Report how many lines contain the word "JSON"; answer with the number only.

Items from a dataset
###

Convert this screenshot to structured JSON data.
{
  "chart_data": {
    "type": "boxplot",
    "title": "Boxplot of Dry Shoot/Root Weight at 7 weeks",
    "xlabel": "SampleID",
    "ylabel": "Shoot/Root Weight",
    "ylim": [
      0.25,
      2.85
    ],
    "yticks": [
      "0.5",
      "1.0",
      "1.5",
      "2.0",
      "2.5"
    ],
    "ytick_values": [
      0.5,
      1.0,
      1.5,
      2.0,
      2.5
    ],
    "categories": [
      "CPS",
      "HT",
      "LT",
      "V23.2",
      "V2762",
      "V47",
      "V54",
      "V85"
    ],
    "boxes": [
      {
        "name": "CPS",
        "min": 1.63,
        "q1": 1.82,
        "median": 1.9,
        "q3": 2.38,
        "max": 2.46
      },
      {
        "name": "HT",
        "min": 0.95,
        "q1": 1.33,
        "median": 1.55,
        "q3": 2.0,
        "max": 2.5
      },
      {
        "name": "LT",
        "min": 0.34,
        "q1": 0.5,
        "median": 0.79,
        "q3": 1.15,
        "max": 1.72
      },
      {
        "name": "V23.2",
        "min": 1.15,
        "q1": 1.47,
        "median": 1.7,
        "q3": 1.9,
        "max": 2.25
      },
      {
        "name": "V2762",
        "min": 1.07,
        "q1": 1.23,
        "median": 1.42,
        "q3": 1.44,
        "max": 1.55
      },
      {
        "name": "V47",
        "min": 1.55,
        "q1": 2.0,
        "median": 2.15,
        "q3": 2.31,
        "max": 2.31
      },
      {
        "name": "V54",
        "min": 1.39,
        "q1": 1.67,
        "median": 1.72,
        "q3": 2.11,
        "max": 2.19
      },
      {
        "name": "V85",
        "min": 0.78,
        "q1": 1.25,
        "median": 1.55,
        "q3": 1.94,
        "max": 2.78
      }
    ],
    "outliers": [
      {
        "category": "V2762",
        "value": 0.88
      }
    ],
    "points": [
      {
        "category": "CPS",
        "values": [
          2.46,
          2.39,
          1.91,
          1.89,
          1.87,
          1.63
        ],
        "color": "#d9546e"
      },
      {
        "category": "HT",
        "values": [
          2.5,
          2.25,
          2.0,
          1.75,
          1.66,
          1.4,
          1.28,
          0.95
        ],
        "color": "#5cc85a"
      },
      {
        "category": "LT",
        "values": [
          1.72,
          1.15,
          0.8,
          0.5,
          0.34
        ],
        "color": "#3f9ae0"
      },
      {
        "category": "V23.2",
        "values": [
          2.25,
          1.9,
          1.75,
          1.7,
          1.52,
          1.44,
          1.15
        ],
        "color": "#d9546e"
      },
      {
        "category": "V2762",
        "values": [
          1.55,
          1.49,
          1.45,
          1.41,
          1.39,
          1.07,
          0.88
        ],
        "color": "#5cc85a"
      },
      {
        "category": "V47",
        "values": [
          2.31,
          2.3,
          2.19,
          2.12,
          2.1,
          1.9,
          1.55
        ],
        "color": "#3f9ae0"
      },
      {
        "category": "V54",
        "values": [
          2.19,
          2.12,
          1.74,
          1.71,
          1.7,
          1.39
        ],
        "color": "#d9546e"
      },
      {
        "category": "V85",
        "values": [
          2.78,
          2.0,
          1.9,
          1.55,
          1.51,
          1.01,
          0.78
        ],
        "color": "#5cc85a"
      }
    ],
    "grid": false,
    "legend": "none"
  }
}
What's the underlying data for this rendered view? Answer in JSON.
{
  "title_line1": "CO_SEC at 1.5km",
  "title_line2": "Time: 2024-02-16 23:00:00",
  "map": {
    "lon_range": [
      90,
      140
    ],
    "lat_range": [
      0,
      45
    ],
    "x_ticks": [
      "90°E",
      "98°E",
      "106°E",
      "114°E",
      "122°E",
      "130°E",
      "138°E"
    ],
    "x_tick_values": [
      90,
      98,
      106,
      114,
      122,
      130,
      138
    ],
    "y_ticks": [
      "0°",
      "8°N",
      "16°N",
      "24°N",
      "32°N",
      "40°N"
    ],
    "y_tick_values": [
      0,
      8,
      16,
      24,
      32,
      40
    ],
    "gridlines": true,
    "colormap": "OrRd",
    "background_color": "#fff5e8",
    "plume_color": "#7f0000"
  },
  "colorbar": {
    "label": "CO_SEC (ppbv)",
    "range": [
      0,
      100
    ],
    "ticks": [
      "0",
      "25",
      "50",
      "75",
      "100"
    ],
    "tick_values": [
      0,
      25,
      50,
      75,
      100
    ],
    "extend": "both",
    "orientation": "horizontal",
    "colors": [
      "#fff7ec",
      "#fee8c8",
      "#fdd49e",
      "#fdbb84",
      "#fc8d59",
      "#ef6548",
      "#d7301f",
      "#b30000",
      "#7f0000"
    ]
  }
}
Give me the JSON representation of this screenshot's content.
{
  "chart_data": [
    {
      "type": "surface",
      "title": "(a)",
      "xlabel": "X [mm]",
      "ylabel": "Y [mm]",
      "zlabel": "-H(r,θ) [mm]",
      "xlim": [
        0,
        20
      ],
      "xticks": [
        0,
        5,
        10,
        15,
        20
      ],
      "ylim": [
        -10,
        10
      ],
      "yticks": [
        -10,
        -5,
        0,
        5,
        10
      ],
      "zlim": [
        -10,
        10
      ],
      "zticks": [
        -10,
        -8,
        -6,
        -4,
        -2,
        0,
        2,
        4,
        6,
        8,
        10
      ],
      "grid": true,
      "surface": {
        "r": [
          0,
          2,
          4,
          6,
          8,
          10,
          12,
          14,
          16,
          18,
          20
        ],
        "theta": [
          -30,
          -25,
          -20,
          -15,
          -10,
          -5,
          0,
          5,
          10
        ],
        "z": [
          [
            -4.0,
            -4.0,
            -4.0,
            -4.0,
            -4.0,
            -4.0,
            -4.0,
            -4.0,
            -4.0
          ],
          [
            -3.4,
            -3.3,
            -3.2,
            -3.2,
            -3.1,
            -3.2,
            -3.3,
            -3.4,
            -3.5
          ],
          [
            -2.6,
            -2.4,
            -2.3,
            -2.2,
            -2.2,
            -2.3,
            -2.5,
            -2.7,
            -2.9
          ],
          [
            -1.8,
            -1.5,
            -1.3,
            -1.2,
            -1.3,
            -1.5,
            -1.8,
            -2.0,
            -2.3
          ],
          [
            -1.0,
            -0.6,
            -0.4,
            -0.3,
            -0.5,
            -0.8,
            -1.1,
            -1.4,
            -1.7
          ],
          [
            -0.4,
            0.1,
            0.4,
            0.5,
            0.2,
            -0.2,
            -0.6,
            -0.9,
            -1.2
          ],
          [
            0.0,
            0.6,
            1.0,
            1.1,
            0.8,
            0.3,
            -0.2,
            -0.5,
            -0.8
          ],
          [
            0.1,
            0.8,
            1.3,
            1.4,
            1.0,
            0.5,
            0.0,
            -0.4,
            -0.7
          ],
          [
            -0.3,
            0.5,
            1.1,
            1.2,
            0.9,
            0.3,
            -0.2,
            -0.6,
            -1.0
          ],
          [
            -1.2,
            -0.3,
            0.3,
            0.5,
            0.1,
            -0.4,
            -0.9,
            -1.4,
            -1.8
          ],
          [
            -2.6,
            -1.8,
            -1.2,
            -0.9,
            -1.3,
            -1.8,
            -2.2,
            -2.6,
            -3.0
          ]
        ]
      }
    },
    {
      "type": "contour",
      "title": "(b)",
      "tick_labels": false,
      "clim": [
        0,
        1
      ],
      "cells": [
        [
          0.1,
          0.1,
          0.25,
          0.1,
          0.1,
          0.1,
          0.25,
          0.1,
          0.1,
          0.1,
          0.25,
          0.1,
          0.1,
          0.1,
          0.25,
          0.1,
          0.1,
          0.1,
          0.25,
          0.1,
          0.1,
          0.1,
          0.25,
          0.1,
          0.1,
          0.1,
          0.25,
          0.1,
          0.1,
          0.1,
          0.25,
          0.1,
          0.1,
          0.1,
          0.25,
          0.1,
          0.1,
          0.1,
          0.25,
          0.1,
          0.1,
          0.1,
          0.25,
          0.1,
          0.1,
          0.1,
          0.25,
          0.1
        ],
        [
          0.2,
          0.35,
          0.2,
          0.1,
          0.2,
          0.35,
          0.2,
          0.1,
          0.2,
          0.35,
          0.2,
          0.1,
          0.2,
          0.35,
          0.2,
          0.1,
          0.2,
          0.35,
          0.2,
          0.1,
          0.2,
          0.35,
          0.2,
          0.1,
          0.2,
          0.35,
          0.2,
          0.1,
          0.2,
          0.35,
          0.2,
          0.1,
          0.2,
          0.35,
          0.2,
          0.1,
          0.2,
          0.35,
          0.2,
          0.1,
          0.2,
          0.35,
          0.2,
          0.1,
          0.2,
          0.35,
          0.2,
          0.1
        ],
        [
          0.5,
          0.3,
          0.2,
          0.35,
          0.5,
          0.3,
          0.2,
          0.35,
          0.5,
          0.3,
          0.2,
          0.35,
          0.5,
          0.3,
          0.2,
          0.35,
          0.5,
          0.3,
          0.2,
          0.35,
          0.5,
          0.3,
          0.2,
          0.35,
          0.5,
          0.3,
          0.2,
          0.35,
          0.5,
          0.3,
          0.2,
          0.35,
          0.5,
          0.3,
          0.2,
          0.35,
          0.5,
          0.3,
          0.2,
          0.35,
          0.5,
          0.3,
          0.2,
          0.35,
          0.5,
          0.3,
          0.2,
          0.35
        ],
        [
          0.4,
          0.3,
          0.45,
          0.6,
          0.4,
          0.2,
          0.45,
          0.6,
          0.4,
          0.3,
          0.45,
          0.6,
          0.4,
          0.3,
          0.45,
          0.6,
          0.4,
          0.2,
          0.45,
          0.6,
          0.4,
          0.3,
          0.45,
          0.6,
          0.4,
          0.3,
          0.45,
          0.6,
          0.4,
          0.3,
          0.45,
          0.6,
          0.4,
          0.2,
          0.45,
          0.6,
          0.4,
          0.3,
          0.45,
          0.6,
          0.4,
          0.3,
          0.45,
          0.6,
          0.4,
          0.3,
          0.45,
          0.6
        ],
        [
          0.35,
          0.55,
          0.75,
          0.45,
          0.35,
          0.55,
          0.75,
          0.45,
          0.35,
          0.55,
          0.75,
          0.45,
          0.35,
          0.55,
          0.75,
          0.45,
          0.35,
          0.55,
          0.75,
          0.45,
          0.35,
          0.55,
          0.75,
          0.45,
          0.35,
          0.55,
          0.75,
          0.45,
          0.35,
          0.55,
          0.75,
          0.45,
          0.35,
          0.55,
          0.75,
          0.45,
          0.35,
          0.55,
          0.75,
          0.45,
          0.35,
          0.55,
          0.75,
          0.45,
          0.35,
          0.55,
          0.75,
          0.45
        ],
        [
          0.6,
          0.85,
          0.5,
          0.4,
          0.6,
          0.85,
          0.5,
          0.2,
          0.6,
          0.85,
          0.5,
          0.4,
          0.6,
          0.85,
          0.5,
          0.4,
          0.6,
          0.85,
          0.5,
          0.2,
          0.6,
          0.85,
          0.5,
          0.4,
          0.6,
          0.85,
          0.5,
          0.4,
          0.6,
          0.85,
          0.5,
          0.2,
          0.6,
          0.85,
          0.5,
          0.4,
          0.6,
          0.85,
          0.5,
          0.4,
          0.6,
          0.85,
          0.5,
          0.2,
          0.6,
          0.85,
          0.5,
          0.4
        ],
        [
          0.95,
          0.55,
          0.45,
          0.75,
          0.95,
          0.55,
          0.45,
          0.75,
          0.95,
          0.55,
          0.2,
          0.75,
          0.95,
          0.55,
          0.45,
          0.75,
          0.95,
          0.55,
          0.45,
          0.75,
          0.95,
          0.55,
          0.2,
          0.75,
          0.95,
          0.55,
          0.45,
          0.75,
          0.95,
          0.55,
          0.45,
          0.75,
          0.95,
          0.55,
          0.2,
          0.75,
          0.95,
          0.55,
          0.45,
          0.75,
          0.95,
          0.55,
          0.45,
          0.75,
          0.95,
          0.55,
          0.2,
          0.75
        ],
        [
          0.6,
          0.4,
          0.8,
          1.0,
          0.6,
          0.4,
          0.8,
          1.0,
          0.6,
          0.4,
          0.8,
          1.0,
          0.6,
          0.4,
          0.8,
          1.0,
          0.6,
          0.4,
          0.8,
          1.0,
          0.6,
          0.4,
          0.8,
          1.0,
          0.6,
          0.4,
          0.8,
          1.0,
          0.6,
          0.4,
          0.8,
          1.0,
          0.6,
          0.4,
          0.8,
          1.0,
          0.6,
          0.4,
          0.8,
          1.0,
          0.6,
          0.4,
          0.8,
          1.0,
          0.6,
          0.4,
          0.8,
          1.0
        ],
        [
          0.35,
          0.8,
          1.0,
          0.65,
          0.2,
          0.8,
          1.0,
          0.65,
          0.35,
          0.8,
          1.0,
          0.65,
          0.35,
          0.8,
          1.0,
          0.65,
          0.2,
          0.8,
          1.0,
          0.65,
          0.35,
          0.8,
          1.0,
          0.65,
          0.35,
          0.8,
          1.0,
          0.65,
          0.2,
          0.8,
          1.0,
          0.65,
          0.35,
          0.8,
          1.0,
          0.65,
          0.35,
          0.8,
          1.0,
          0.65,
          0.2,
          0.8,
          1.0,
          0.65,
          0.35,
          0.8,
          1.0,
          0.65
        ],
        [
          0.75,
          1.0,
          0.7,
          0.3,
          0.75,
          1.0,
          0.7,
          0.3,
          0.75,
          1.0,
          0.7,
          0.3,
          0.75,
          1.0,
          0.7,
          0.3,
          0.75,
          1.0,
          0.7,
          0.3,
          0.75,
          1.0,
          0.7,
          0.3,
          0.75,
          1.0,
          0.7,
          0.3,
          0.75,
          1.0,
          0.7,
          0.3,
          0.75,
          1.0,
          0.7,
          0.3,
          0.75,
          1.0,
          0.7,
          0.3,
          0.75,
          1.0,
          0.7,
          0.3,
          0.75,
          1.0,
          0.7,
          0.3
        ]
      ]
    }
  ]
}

###

[REPLY TO THE EXERCISE]:
3